_Problem description:_ Reproduce the material below line for line without changing anything, and leave the picture out of your copy.

_Material to process:_
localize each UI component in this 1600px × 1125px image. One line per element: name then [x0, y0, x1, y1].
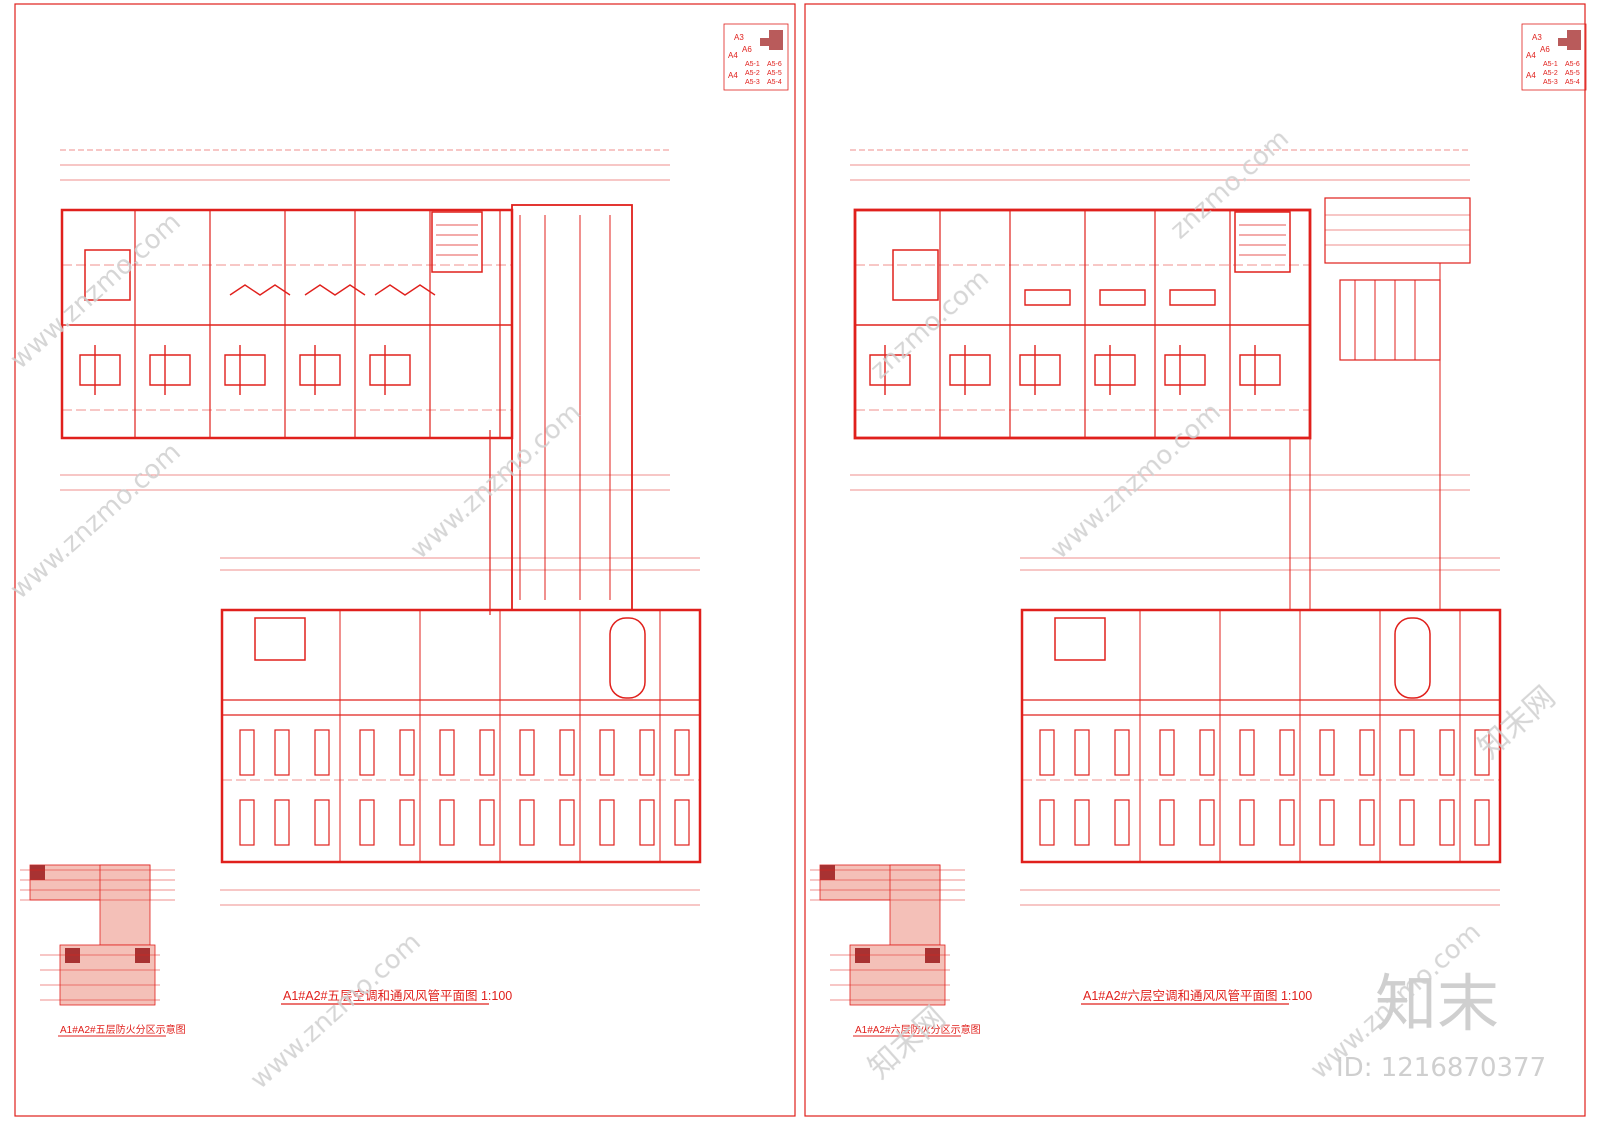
sheet-2-border	[804, 3, 1586, 1117]
sheet-2: A3 A6 A4 A4 A5-1 A5-6 A5-2 A5-5 A5-3 A5-…	[804, 3, 1587, 1117]
key-label-a4-top: A4	[1526, 51, 1536, 60]
key-label-a4-bottom: A4	[728, 71, 738, 80]
sheet-1-fire-zone: A1#A2#五层防火分区示意图	[20, 864, 186, 1037]
key-label-a5-5: A5-5	[1565, 70, 1580, 77]
key-label-a5-4: A5-4	[767, 79, 782, 86]
sheet-2-fire-zone-caption: A1#A2#六层防火分区示意图	[855, 1023, 981, 1036]
sheet-1-title: A1#A2#五层空调和通风风管平面图 1:100	[283, 988, 512, 1003]
key-label-a3: A3	[1532, 33, 1542, 42]
key-label-a3: A3	[734, 33, 744, 42]
key-label-a5-6: A5-6	[1565, 61, 1580, 68]
key-label-a5-3: A5-3	[1543, 79, 1558, 86]
key-label-a5-3: A5-3	[745, 79, 760, 86]
key-label-a5-2: A5-2	[745, 70, 760, 77]
key-label-a4-bottom: A4	[1526, 71, 1536, 80]
sheet-2-lower-block	[1020, 557, 1502, 906]
sheet-1: A3 A6 A4 A4 A5-1 A5-6 A5-2 A5-5 A5-3 A5-…	[14, 3, 796, 1117]
key-label-a5-1: A5-1	[745, 61, 760, 68]
key-label-a5-4: A5-4	[1565, 79, 1580, 86]
sheet-1-border	[14, 3, 796, 1117]
sheet-2-fire-zone: A1#A2#六层防火分区示意图	[810, 864, 981, 1037]
sheet-1-fire-zone-caption: A1#A2#五层防火分区示意图	[60, 1023, 186, 1036]
key-label-a5-5: A5-5	[767, 70, 782, 77]
watermark-logo: 知末 ID: 1216870377	[1336, 967, 1546, 1083]
key-label-a5-6: A5-6	[767, 61, 782, 68]
key-label-a4-top: A4	[728, 51, 738, 60]
key-label-a5-2: A5-2	[1543, 70, 1558, 77]
key-label-a5-1: A5-1	[1543, 61, 1558, 68]
sheet-1-key-plan: A3 A6 A4 A4 A5-1 A5-6 A5-2 A5-5 A5-3 A5-…	[723, 23, 789, 91]
key-label-a6: A6	[742, 45, 752, 54]
sheet-1-upper-block	[60, 149, 670, 615]
key-label-a6: A6	[1540, 45, 1550, 54]
sheet-2-title: A1#A2#六层空调和通风风管平面图 1:100	[1083, 988, 1312, 1003]
sheet-2-key-plan: A3 A6 A4 A4 A5-1 A5-6 A5-2 A5-5 A5-3 A5-…	[1521, 23, 1587, 91]
sheet-2-upper-block	[850, 149, 1471, 610]
watermark-id: ID: 1216870377	[1336, 1053, 1546, 1083]
watermark-logo-text: 知末	[1375, 967, 1499, 1040]
sheet-1-lower-block	[220, 557, 702, 906]
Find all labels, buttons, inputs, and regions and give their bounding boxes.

_Written response:_
localize each UI component in this 1600px × 1125px image. One line per element: name then [x0, y0, x1, y1].
sheet-2-border	[804, 3, 1586, 1117]
sheet-2: A3 A6 A4 A4 A5-1 A5-6 A5-2 A5-5 A5-3 A5-…	[804, 3, 1587, 1117]
key-label-a4-top: A4	[1526, 51, 1536, 60]
key-label-a4-bottom: A4	[728, 71, 738, 80]
sheet-1-fire-zone: A1#A2#五层防火分区示意图	[20, 864, 186, 1037]
key-label-a5-5: A5-5	[1565, 70, 1580, 77]
key-label-a5-4: A5-4	[767, 79, 782, 86]
sheet-2-fire-zone-caption: A1#A2#六层防火分区示意图	[855, 1023, 981, 1036]
sheet-1-title: A1#A2#五层空调和通风风管平面图 1:100	[283, 988, 512, 1003]
key-label-a3: A3	[1532, 33, 1542, 42]
key-label-a3: A3	[734, 33, 744, 42]
key-label-a5-6: A5-6	[1565, 61, 1580, 68]
key-label-a5-3: A5-3	[1543, 79, 1558, 86]
key-label-a5-3: A5-3	[745, 79, 760, 86]
key-label-a5-2: A5-2	[745, 70, 760, 77]
key-label-a4-bottom: A4	[1526, 71, 1536, 80]
sheet-2-lower-block	[1020, 557, 1502, 906]
sheet-1: A3 A6 A4 A4 A5-1 A5-6 A5-2 A5-5 A5-3 A5-…	[14, 3, 796, 1117]
key-label-a5-1: A5-1	[745, 61, 760, 68]
key-label-a5-4: A5-4	[1565, 79, 1580, 86]
sheet-1-border	[14, 3, 796, 1117]
sheet-2-fire-zone: A1#A2#六层防火分区示意图	[810, 864, 981, 1037]
sheet-1-fire-zone-caption: A1#A2#五层防火分区示意图	[60, 1023, 186, 1036]
key-label-a5-5: A5-5	[767, 70, 782, 77]
watermark-logo: 知末 ID: 1216870377	[1336, 967, 1546, 1083]
key-label-a5-6: A5-6	[767, 61, 782, 68]
key-label-a4-top: A4	[728, 51, 738, 60]
key-label-a5-2: A5-2	[1543, 70, 1558, 77]
key-label-a5-1: A5-1	[1543, 61, 1558, 68]
sheet-1-key-plan: A3 A6 A4 A4 A5-1 A5-6 A5-2 A5-5 A5-3 A5-…	[723, 23, 789, 91]
key-label-a6: A6	[742, 45, 752, 54]
sheet-1-upper-block	[60, 149, 670, 615]
key-label-a6: A6	[1540, 45, 1550, 54]
sheet-2-title: A1#A2#六层空调和通风风管平面图 1:100	[1083, 988, 1312, 1003]
sheet-2-key-plan: A3 A6 A4 A4 A5-1 A5-6 A5-2 A5-5 A5-3 A5-…	[1521, 23, 1587, 91]
sheet-2-upper-block	[850, 149, 1471, 610]
watermark-id: ID: 1216870377	[1336, 1053, 1546, 1083]
watermark-logo-text: 知末	[1375, 967, 1499, 1040]
sheet-1-lower-block	[220, 557, 702, 906]
Find all labels, buttons, inputs, and regions and give their bounding boxes.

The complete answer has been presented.